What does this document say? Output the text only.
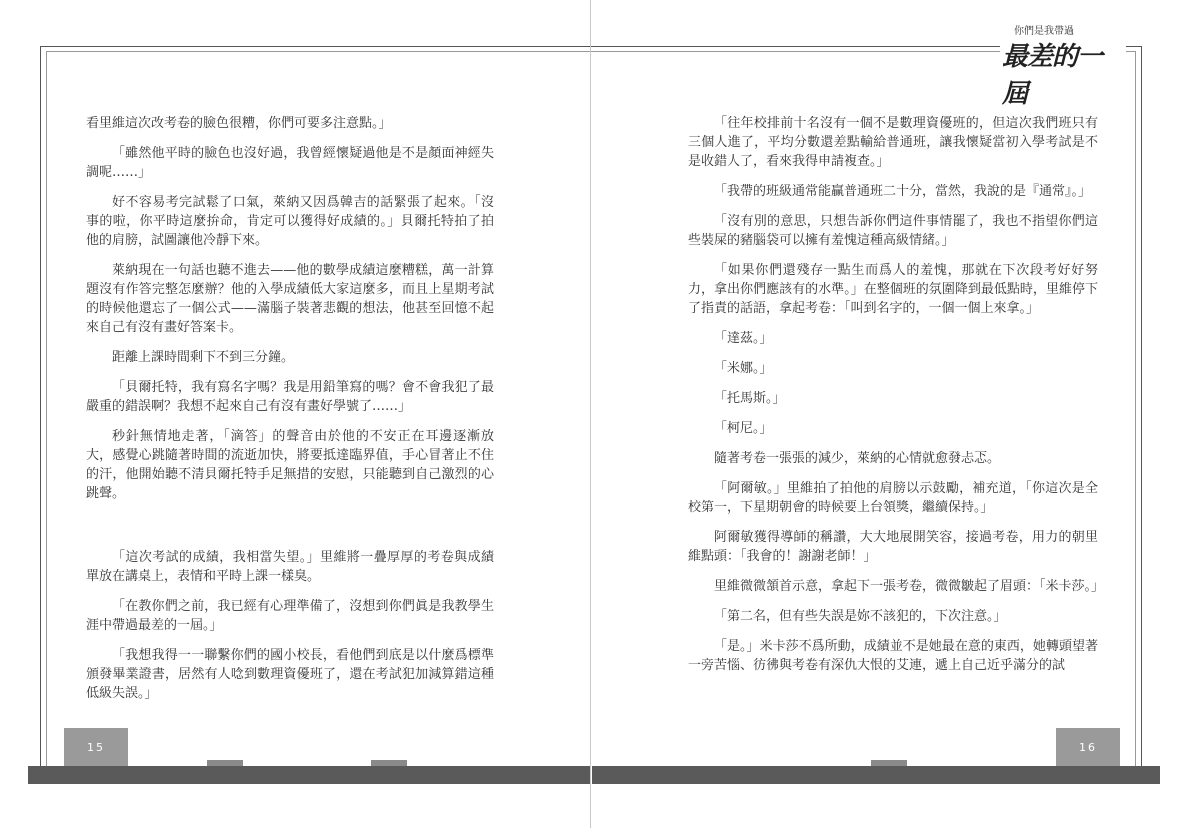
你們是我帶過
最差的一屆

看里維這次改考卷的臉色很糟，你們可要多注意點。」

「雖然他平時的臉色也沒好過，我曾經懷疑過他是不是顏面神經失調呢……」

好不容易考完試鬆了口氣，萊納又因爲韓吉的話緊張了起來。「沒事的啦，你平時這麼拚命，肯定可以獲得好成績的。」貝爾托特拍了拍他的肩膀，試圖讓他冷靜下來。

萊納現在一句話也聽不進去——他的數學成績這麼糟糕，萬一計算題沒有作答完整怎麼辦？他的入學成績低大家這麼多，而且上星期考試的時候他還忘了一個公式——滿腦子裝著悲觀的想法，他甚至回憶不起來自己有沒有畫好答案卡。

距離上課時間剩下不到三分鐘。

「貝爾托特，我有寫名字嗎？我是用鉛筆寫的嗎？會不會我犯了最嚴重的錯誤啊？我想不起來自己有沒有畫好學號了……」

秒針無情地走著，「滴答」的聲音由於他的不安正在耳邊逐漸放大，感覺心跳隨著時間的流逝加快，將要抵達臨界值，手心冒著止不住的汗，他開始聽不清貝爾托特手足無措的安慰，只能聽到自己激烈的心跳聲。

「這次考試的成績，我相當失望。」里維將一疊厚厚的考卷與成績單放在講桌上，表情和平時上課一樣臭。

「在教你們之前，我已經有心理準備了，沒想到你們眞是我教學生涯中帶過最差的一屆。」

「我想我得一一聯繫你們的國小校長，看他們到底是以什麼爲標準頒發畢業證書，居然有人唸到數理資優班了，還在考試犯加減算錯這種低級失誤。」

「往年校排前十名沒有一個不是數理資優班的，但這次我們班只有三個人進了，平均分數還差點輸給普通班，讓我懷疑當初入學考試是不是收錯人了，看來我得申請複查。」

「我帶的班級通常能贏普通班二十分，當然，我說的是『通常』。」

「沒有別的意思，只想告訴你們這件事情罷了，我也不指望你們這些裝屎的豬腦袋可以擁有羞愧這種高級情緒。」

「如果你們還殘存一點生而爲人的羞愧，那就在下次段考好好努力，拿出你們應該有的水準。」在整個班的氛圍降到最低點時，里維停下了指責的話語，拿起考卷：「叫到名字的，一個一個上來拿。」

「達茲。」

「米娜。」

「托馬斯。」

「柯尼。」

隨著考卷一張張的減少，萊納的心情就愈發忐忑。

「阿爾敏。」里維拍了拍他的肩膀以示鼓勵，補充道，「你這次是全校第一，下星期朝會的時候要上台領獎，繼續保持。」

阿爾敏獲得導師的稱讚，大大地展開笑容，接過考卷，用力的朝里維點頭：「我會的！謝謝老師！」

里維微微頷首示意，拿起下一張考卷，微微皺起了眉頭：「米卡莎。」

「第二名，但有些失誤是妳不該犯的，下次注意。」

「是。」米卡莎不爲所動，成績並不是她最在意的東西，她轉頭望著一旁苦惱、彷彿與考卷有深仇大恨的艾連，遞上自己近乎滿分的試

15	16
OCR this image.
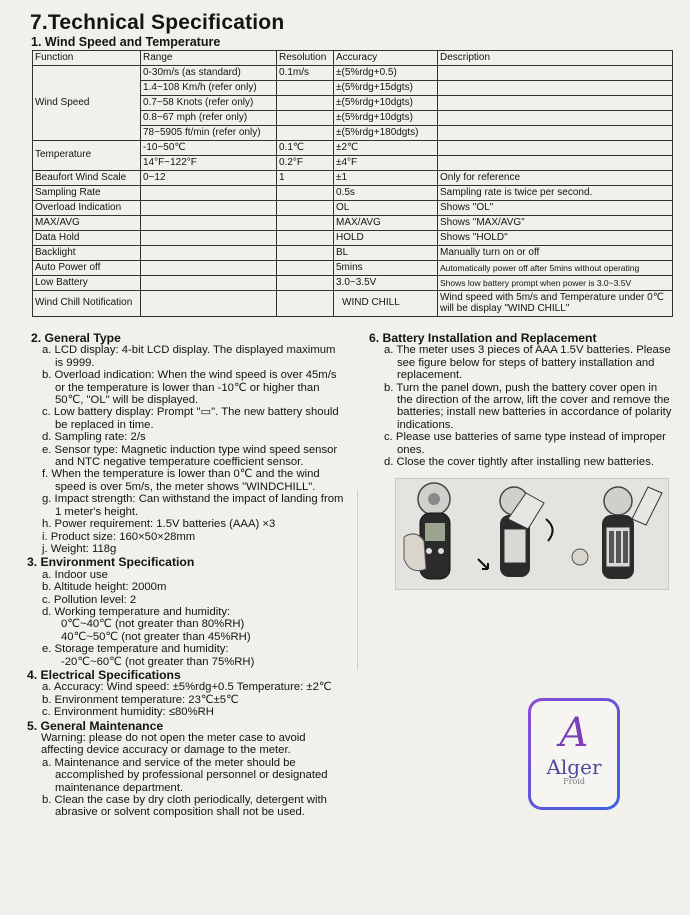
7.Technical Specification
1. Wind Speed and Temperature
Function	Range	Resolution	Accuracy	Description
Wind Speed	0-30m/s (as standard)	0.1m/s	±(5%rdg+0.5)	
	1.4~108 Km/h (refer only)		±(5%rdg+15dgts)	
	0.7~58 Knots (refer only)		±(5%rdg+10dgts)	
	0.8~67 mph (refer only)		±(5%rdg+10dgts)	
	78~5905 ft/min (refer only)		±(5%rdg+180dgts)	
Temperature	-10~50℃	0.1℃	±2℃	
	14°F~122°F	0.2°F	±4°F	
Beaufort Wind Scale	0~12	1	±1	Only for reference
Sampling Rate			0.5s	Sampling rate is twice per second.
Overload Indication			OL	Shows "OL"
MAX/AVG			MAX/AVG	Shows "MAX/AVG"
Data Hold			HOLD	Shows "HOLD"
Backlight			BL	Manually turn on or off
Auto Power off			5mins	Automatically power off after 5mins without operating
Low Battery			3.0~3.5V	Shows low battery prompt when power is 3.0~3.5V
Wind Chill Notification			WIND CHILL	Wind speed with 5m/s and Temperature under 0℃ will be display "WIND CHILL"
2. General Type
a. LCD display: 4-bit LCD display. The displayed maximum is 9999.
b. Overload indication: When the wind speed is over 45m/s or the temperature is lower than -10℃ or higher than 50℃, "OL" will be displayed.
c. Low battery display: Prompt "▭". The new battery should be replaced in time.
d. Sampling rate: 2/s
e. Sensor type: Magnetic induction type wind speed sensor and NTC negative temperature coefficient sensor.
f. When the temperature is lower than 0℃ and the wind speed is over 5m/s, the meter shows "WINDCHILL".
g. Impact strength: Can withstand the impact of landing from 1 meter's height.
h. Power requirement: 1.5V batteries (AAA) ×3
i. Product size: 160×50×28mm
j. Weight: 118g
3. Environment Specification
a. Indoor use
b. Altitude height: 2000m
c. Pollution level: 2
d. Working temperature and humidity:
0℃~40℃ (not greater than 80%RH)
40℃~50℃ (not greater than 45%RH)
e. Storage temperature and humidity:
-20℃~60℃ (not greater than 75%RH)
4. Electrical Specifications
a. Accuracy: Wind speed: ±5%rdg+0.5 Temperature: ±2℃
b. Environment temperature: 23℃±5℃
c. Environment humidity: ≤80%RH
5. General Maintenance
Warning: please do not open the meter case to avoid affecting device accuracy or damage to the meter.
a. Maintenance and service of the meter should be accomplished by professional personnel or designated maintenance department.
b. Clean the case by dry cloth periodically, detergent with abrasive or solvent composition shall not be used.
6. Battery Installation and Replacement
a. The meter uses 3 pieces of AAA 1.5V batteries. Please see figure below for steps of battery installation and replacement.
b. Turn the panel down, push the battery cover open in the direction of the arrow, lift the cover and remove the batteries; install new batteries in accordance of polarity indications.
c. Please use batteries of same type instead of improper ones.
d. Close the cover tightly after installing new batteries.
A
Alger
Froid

Task requirements:
Using the listing above, work out how many of its lines include "will", and give only the result.

Task response:
2